Records to use:
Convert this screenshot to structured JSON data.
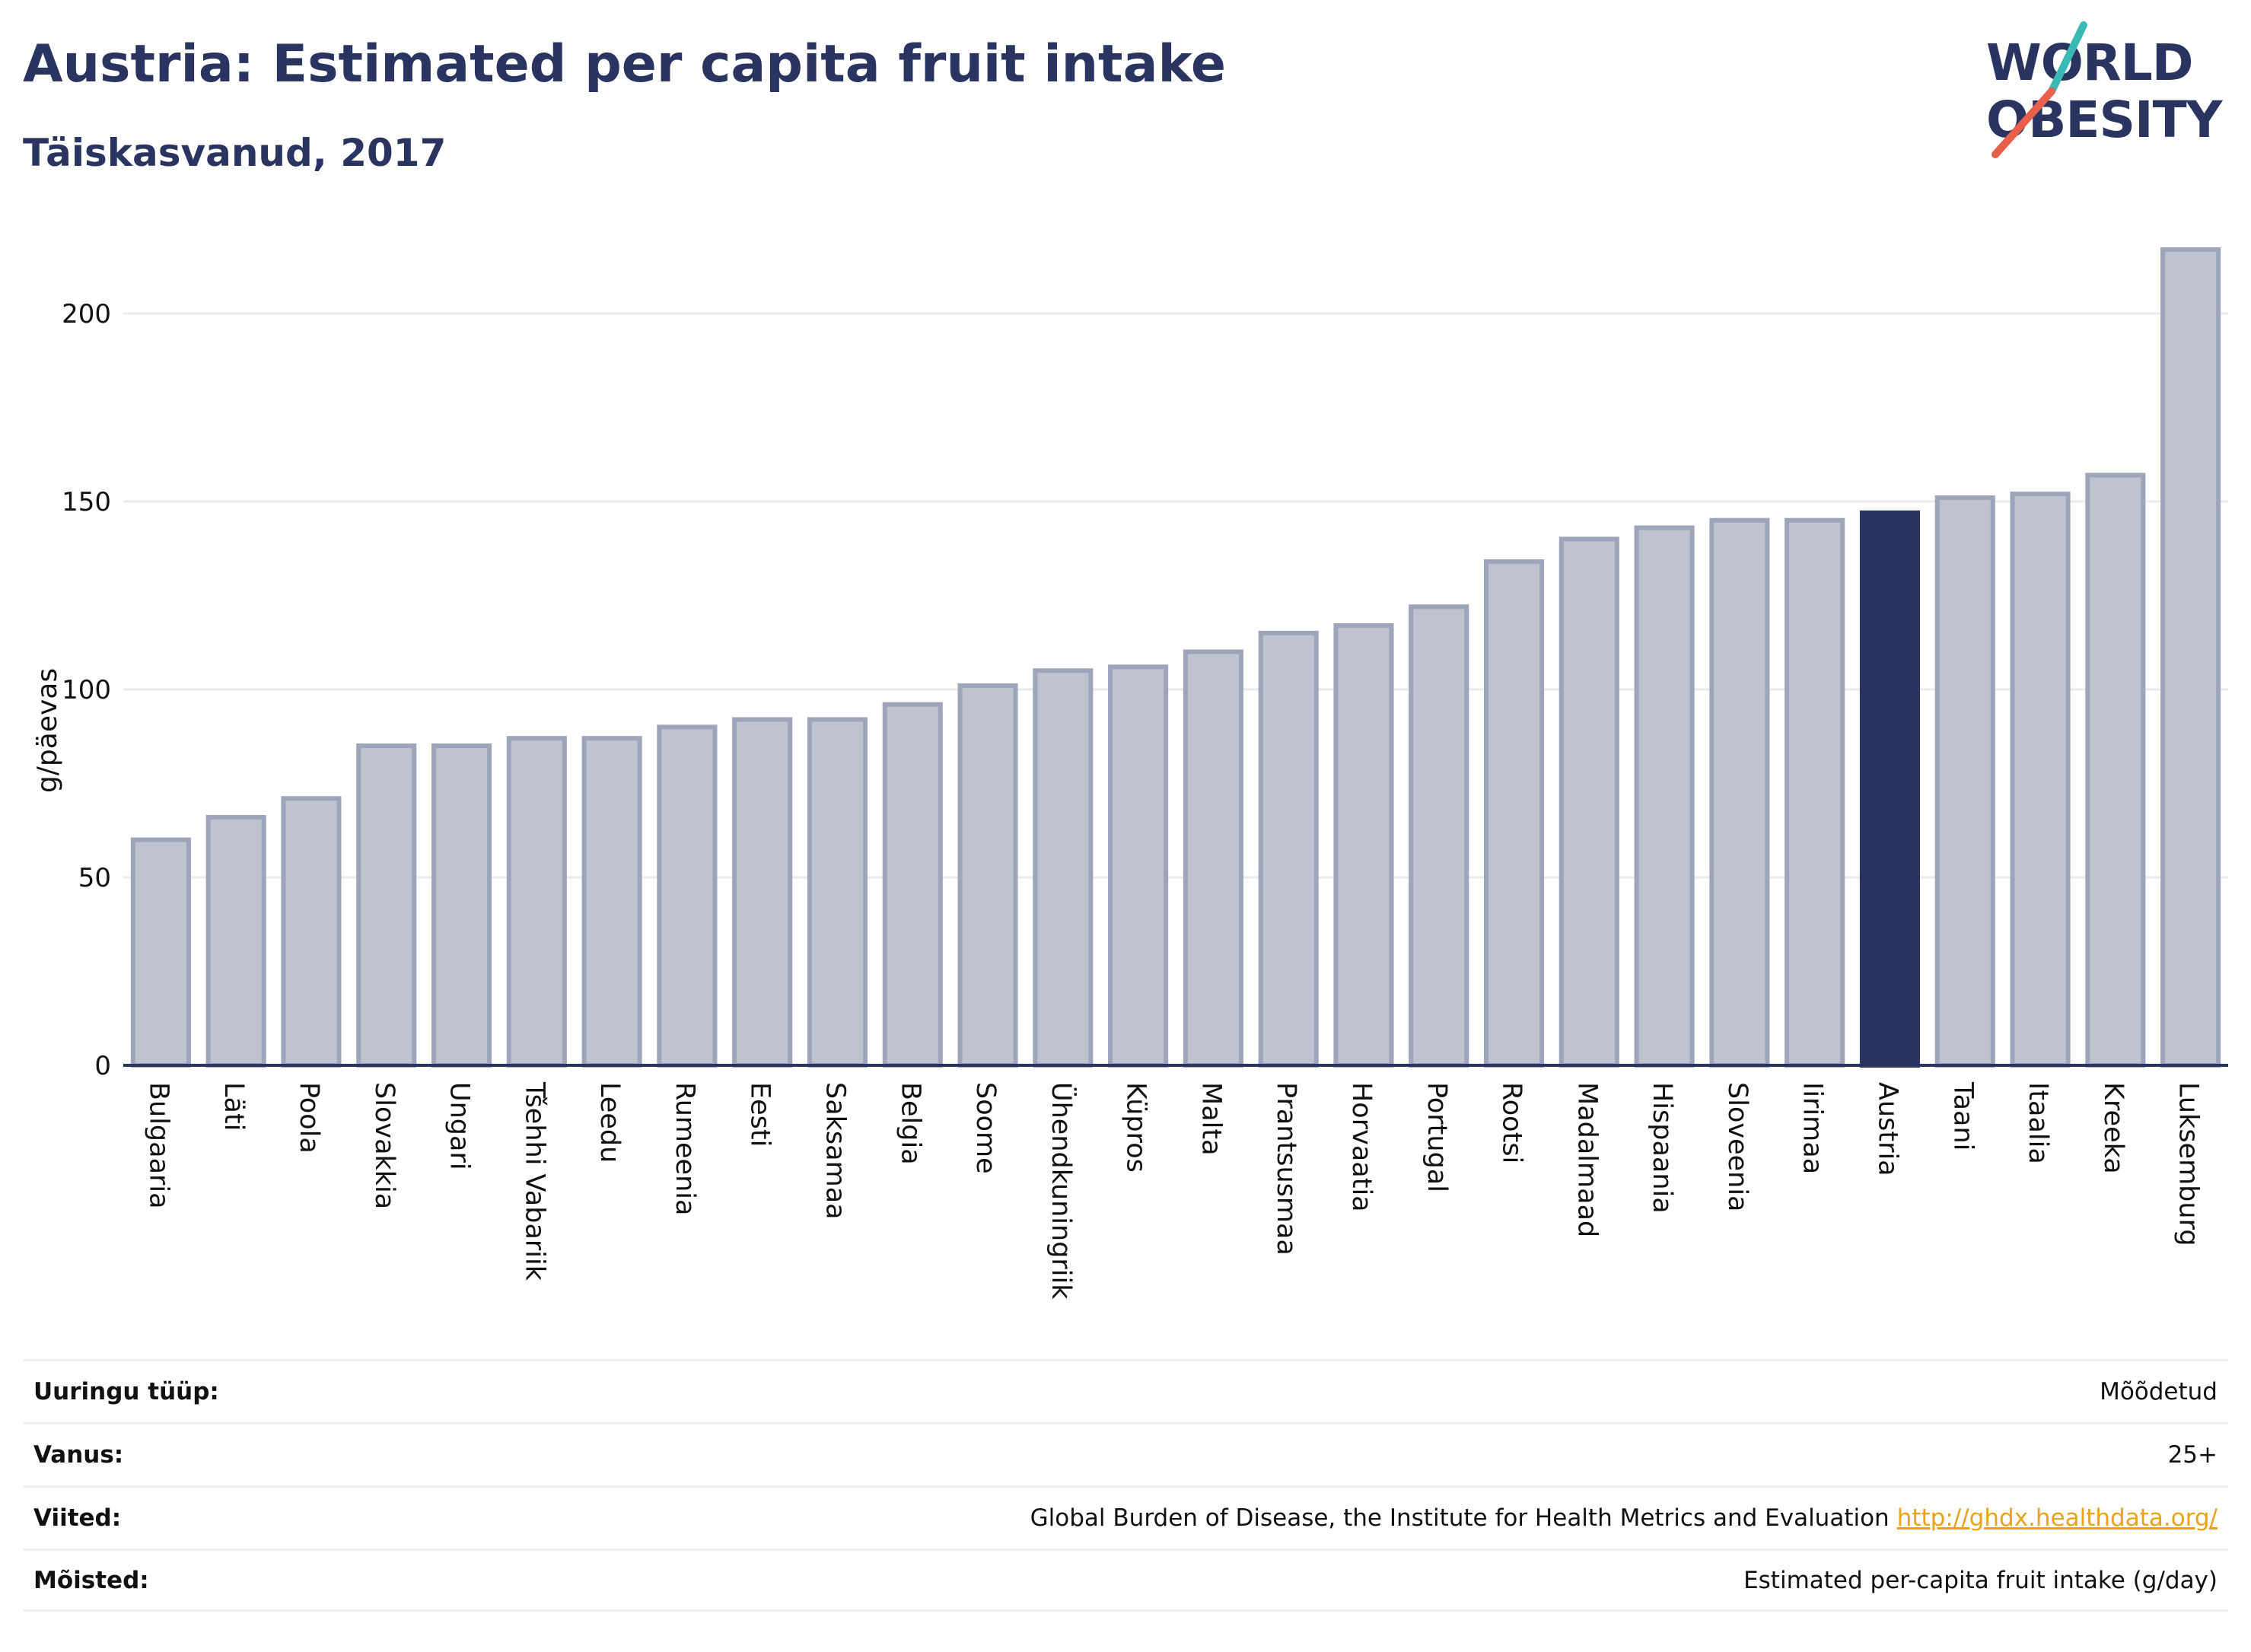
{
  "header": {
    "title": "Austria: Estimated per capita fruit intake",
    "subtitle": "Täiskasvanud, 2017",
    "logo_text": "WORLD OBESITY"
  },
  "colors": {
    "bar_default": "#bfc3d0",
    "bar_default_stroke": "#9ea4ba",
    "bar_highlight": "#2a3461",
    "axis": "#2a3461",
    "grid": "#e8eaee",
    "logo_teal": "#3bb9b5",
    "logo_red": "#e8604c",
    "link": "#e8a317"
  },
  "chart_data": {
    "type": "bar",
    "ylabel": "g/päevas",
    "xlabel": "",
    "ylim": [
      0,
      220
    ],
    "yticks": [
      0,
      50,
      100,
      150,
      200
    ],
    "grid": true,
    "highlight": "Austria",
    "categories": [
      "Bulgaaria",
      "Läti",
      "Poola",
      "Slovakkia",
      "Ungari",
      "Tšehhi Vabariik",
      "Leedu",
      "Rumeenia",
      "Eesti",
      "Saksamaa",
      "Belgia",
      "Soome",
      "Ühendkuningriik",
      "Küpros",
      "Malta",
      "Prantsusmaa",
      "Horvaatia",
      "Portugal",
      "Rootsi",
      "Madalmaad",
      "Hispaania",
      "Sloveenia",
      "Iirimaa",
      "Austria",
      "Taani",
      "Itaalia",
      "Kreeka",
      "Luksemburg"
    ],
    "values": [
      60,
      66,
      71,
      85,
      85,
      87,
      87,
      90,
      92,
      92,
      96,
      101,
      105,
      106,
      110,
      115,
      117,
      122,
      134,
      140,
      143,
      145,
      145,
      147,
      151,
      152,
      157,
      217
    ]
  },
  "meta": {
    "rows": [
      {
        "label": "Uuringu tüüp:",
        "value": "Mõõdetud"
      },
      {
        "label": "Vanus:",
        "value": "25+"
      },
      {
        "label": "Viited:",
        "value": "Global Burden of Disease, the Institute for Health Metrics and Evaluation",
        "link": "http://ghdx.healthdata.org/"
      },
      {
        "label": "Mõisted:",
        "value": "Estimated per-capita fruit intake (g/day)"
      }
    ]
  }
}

Task description:
Without including the pictures, return each record above exactly as it stands.

Result for this task:
Convert this screenshot to structured JSON data.
{
  "header": {
    "title": "Austria: Estimated per capita fruit intake",
    "subtitle": "Täiskasvanud, 2017",
    "logo_text": "WORLD OBESITY"
  },
  "colors": {
    "bar_default": "#bfc3d0",
    "bar_default_stroke": "#9ea4ba",
    "bar_highlight": "#2a3461",
    "axis": "#2a3461",
    "grid": "#e8eaee",
    "logo_teal": "#3bb9b5",
    "logo_red": "#e8604c",
    "link": "#e8a317"
  },
  "chart_data": {
    "type": "bar",
    "ylabel": "g/päevas",
    "xlabel": "",
    "ylim": [
      0,
      220
    ],
    "yticks": [
      0,
      50,
      100,
      150,
      200
    ],
    "grid": true,
    "highlight": "Austria",
    "categories": [
      "Bulgaaria",
      "Läti",
      "Poola",
      "Slovakkia",
      "Ungari",
      "Tšehhi Vabariik",
      "Leedu",
      "Rumeenia",
      "Eesti",
      "Saksamaa",
      "Belgia",
      "Soome",
      "Ühendkuningriik",
      "Küpros",
      "Malta",
      "Prantsusmaa",
      "Horvaatia",
      "Portugal",
      "Rootsi",
      "Madalmaad",
      "Hispaania",
      "Sloveenia",
      "Iirimaa",
      "Austria",
      "Taani",
      "Itaalia",
      "Kreeka",
      "Luksemburg"
    ],
    "values": [
      60,
      66,
      71,
      85,
      85,
      87,
      87,
      90,
      92,
      92,
      96,
      101,
      105,
      106,
      110,
      115,
      117,
      122,
      134,
      140,
      143,
      145,
      145,
      147,
      151,
      152,
      157,
      217
    ]
  },
  "meta": {
    "rows": [
      {
        "label": "Uuringu tüüp:",
        "value": "Mõõdetud"
      },
      {
        "label": "Vanus:",
        "value": "25+"
      },
      {
        "label": "Viited:",
        "value": "Global Burden of Disease, the Institute for Health Metrics and Evaluation",
        "link": "http://ghdx.healthdata.org/"
      },
      {
        "label": "Mõisted:",
        "value": "Estimated per-capita fruit intake (g/day)"
      }
    ]
  }
}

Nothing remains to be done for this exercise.